DATA LISTING
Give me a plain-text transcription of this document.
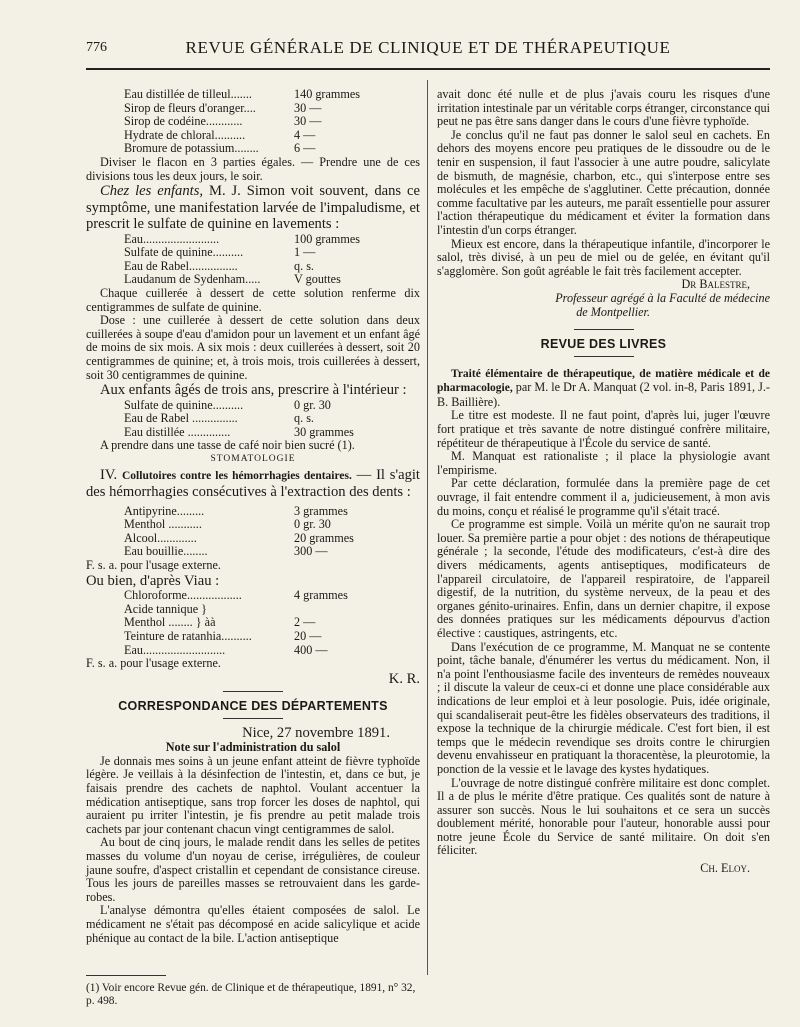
776	REVUE GÉNÉRALE DE CLINIQUE ET DE THÉRAPEUTIQUE
Eau distillée de tilleul.......	140 grammes
Sirop de fleurs d'oranger....	30 —
Sirop de codéine............	30 —
Hydrate de chloral..........	4 —
Bromure de potassium........	6 —

Diviser le flacon en 3 parties égales. — Prendre une de ces divisions tous les deux jours, le soir.

Chez les enfants, M. J. Simon voit souvent, dans ce symptôme, une manifestation larvée de l'impaludisme, et prescrit le sulfate de quinine en lavements :

Eau.........................	100 grammes
Sulfate de quinine..........	1 —
Eau de Rabel................	q. s.
Laudanum de Sydenham.....	V gouttes

Chaque cuillerée à dessert de cette solution renferme dix centigrammes de sulfate de quinine.

Dose : une cuillerée à dessert de cette solution dans deux cuillerées à soupe d'eau d'amidon pour un lavement et un enfant âgé de moins de six mois. A six mois : deux cuillerées à dessert, soit 20 centigrammes de quinine; et, à trois mois, trois cuillerées à dessert, soit 30 centigrammes de quinine.

Aux enfants âgés de trois ans, prescrire à l'intérieur :

Sulfate de quinine..........	0 gr. 30
Eau de Rabel ...............	q. s.
Eau distillée ..............	30 grammes

A prendre dans une tasse de café noir bien sucré (1).

STOMATOLOGIE

IV. Collutoires contre les hémorrhagies dentaires. — Il s'agit des hémorrhagies consécutives à l'extraction des dents :

Antipyrine.........	3 grammes
Menthol ...........	0 gr. 30
Alcool.............	20 grammes
Eau bouillie........	300 —

F. s. a. pour l'usage externe.

Ou bien, d'après Viau :

Chloroforme..................	4 grammes
Acide tannique }
Menthol ........ } àà	2 —
Teinture de ratanhia..........	20 —
Eau...........................	400 —

F. s. a. pour l'usage externe.

K. R.

CORRESPONDANCE DES DÉPARTEMENTS

Nice, 27 novembre 1891.

Note sur l'administration du salol

Je donnais mes soins à un jeune enfant atteint de fièvre typhoïde légère. Je veillais à la désinfection de l'intestin, et, dans ce but, je faisais prendre des cachets de naphtol. Voulant accentuer la médication antiseptique, sans trop forcer les doses de naphtol, qui auraient pu irriter l'intestin, je fis prendre au petit malade trois cachets par jour contenant chacun vingt centigrammes de salol.

Au bout de cinq jours, le malade rendit dans les selles de petites masses du volume d'un noyau de cerise, irrégulières, de couleur jaune soufre, d'aspect cristallin et cependant de consistance cireuse. Tous les jours de pareilles masses se retrouvaient dans les garde-robes.

L'analyse démontra qu'elles étaient composées de salol. Le médicament ne s'était pas décomposé en acide salicylique et acide phénique au contact de la bile. L'action antiseptique

(1) Voir encore Revue gén. de Clinique et de thérapeutique, 1891, n° 32, p. 498.

avait donc été nulle et de plus j'avais couru les risques d'une irritation intestinale par un véritable corps étranger, circonstance qui peut ne pas être sans danger dans le cours d'une fièvre typhoïde.

Je conclus qu'il ne faut pas donner le salol seul en cachets. En dehors des moyens encore peu pratiques de le dissoudre ou de le tenir en suspension, il faut l'associer à une autre poudre, salicylate de bismuth, de magnésie, charbon, etc., qui s'interpose entre ses molécules et les empêche de s'agglutiner. Cette précaution, donnée comme facultative par les auteurs, me paraît essentielle pour assurer l'action thérapeutique du médicament et éviter la formation dans l'intestin d'un corps étranger.

Mieux est encore, dans la thérapeutique infantile, d'incorporer le salol, très divisé, à un peu de miel ou de gelée, en évitant qu'il s'agglomère. Son goût agréable le fait très facilement accepter.

Dr Balestre,

Professeur agrégé à la Faculté de médecine

de Montpellier.

REVUE DES LIVRES

Traité élémentaire de thérapeutique, de matière médicale et de pharmacologie, par M. le Dr A. Manquat (2 vol. in-8, Paris 1891, J.-B. Baillière).

Le titre est modeste. Il ne faut point, d'après lui, juger l'œuvre fort pratique et très savante de notre distingué confrère militaire, répétiteur de thérapeutique à l'École du service de santé.

M. Manquat est rationaliste ; il place la physiologie avant l'empirisme.

Par cette déclaration, formulée dans la première page de cet ouvrage, il fait entendre comment il a, judicieusement, à mon avis du moins, conçu et réalisé le programme qu'il s'était tracé.

Ce programme est simple. Voilà un mérite qu'on ne saurait trop louer. Sa première partie a pour objet : des notions de thérapeutique générale ; la seconde, l'étude des modificateurs, c'est-à dire des divers médicaments, agents antiseptiques, modificateurs de l'appareil circulatoire, de l'appareil respiratoire, de l'appareil digestif, de la nutrition, du système nerveux, de la peau et des organes génito-urinaires. Enfin, dans un dernier chapitre, il expose des données pratiques sur les médicaments dépourvus d'action élective : caustiques, astringents, etc.

Dans l'exécution de ce programme, M. Manquat ne se contente point, tâche banale, d'énumérer les vertus du médicament. Non, il n'a point l'enthousiasme facile des inventeurs de remèdes nouveaux ; il discute la valeur de ceux-ci et donne une place considérable aux indications de leur emploi et à leur posologie. Puis, idée originale, qui scandaliserait peut-être les fidèles observateurs des traditions, il expose la technique de la chirurgie médicale. C'est fort bien, il est temps que le médecin revendique ses droits contre le chirurgien devenu envahisseur en pratiquant la thoracentèse, la pleurotomie, la ponction de la vessie et le lavage des kystes hydatiques.

L'ouvrage de notre distingué confrère militaire est donc complet. Il a de plus le mérite d'être pratique. Ces qualités sont de nature à assurer son succès. Nous le lui souhaitons et ce sera un succès doublement mérité, honorable pour l'auteur, honorable aussi pour notre jeune École du Service de santé militaire. On doit s'en féliciter.

Ch. Eloy.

WHAT THIS TASK INVOLVES
The data above should be repeated exactly, minus any pictures.

EXERCISE RESULT
Give me a plain-text transcription of this document.
776	REVUE GÉNÉRALE DE CLINIQUE ET DE THÉRAPEUTIQUE
Eau distillée de tilleul.......	140 grammes
Sirop de fleurs d'oranger....	30 —
Sirop de codéine............	30 —
Hydrate de chloral..........	4 —
Bromure de potassium........	6 —

Diviser le flacon en 3 parties égales. — Prendre une de ces divisions tous les deux jours, le soir.

Chez les enfants, M. J. Simon voit souvent, dans ce symptôme, une manifestation larvée de l'impaludisme, et prescrit le sulfate de quinine en lavements :

Eau.........................	100 grammes
Sulfate de quinine..........	1 —
Eau de Rabel................	q. s.
Laudanum de Sydenham.....	V gouttes

Chaque cuillerée à dessert de cette solution renferme dix centigrammes de sulfate de quinine.

Dose : une cuillerée à dessert de cette solution dans deux cuillerées à soupe d'eau d'amidon pour un lavement et un enfant âgé de moins de six mois. A six mois : deux cuillerées à dessert, soit 20 centigrammes de quinine; et, à trois mois, trois cuillerées à dessert, soit 30 centigrammes de quinine.

Aux enfants âgés de trois ans, prescrire à l'intérieur :

Sulfate de quinine..........	0 gr. 30
Eau de Rabel ...............	q. s.
Eau distillée ..............	30 grammes

A prendre dans une tasse de café noir bien sucré (1).

STOMATOLOGIE

IV. Collutoires contre les hémorrhagies dentaires. — Il s'agit des hémorrhagies consécutives à l'extraction des dents :

Antipyrine.........	3 grammes
Menthol ...........	0 gr. 30
Alcool.............	20 grammes
Eau bouillie........	300 —

F. s. a. pour l'usage externe.

Ou bien, d'après Viau :

Chloroforme..................	4 grammes
Acide tannique }
Menthol ........ } àà	2 —
Teinture de ratanhia..........	20 —
Eau...........................	400 —

F. s. a. pour l'usage externe.

K. R.

CORRESPONDANCE DES DÉPARTEMENTS

Nice, 27 novembre 1891.

Note sur l'administration du salol

Je donnais mes soins à un jeune enfant atteint de fièvre typhoïde légère. Je veillais à la désinfection de l'intestin, et, dans ce but, je faisais prendre des cachets de naphtol. Voulant accentuer la médication antiseptique, sans trop forcer les doses de naphtol, qui auraient pu irriter l'intestin, je fis prendre au petit malade trois cachets par jour contenant chacun vingt centigrammes de salol.

Au bout de cinq jours, le malade rendit dans les selles de petites masses du volume d'un noyau de cerise, irrégulières, de couleur jaune soufre, d'aspect cristallin et cependant de consistance cireuse. Tous les jours de pareilles masses se retrouvaient dans les garde-robes.

L'analyse démontra qu'elles étaient composées de salol. Le médicament ne s'était pas décomposé en acide salicylique et acide phénique au contact de la bile. L'action antiseptique

(1) Voir encore Revue gén. de Clinique et de thérapeutique, 1891, n° 32, p. 498.

avait donc été nulle et de plus j'avais couru les risques d'une irritation intestinale par un véritable corps étranger, circonstance qui peut ne pas être sans danger dans le cours d'une fièvre typhoïde.

Je conclus qu'il ne faut pas donner le salol seul en cachets. En dehors des moyens encore peu pratiques de le dissoudre ou de le tenir en suspension, il faut l'associer à une autre poudre, salicylate de bismuth, de magnésie, charbon, etc., qui s'interpose entre ses molécules et les empêche de s'agglutiner. Cette précaution, donnée comme facultative par les auteurs, me paraît essentielle pour assurer l'action thérapeutique du médicament et éviter la formation dans l'intestin d'un corps étranger.

Mieux est encore, dans la thérapeutique infantile, d'incorporer le salol, très divisé, à un peu de miel ou de gelée, en évitant qu'il s'agglomère. Son goût agréable le fait très facilement accepter.

Dr Balestre,

Professeur agrégé à la Faculté de médecine

de Montpellier.

REVUE DES LIVRES

Traité élémentaire de thérapeutique, de matière médicale et de pharmacologie, par M. le Dr A. Manquat (2 vol. in-8, Paris 1891, J.-B. Baillière).

Le titre est modeste. Il ne faut point, d'après lui, juger l'œuvre fort pratique et très savante de notre distingué confrère militaire, répétiteur de thérapeutique à l'École du service de santé.

M. Manquat est rationaliste ; il place la physiologie avant l'empirisme.

Par cette déclaration, formulée dans la première page de cet ouvrage, il fait entendre comment il a, judicieusement, à mon avis du moins, conçu et réalisé le programme qu'il s'était tracé.

Ce programme est simple. Voilà un mérite qu'on ne saurait trop louer. Sa première partie a pour objet : des notions de thérapeutique générale ; la seconde, l'étude des modificateurs, c'est-à dire des divers médicaments, agents antiseptiques, modificateurs de l'appareil circulatoire, de l'appareil respiratoire, de l'appareil digestif, de la nutrition, du système nerveux, de la peau et des organes génito-urinaires. Enfin, dans un dernier chapitre, il expose des données pratiques sur les médicaments dépourvus d'action élective : caustiques, astringents, etc.

Dans l'exécution de ce programme, M. Manquat ne se contente point, tâche banale, d'énumérer les vertus du médicament. Non, il n'a point l'enthousiasme facile des inventeurs de remèdes nouveaux ; il discute la valeur de ceux-ci et donne une place considérable aux indications de leur emploi et à leur posologie. Puis, idée originale, qui scandaliserait peut-être les fidèles observateurs des traditions, il expose la technique de la chirurgie médicale. C'est fort bien, il est temps que le médecin revendique ses droits contre le chirurgien devenu envahisseur en pratiquant la thoracentèse, la pleurotomie, la ponction de la vessie et le lavage des kystes hydatiques.

L'ouvrage de notre distingué confrère militaire est donc complet. Il a de plus le mérite d'être pratique. Ces qualités sont de nature à assurer son succès. Nous le lui souhaitons et ce sera un succès doublement mérité, honorable pour l'auteur, honorable aussi pour notre jeune École du Service de santé militaire. On doit s'en féliciter.

Ch. Eloy.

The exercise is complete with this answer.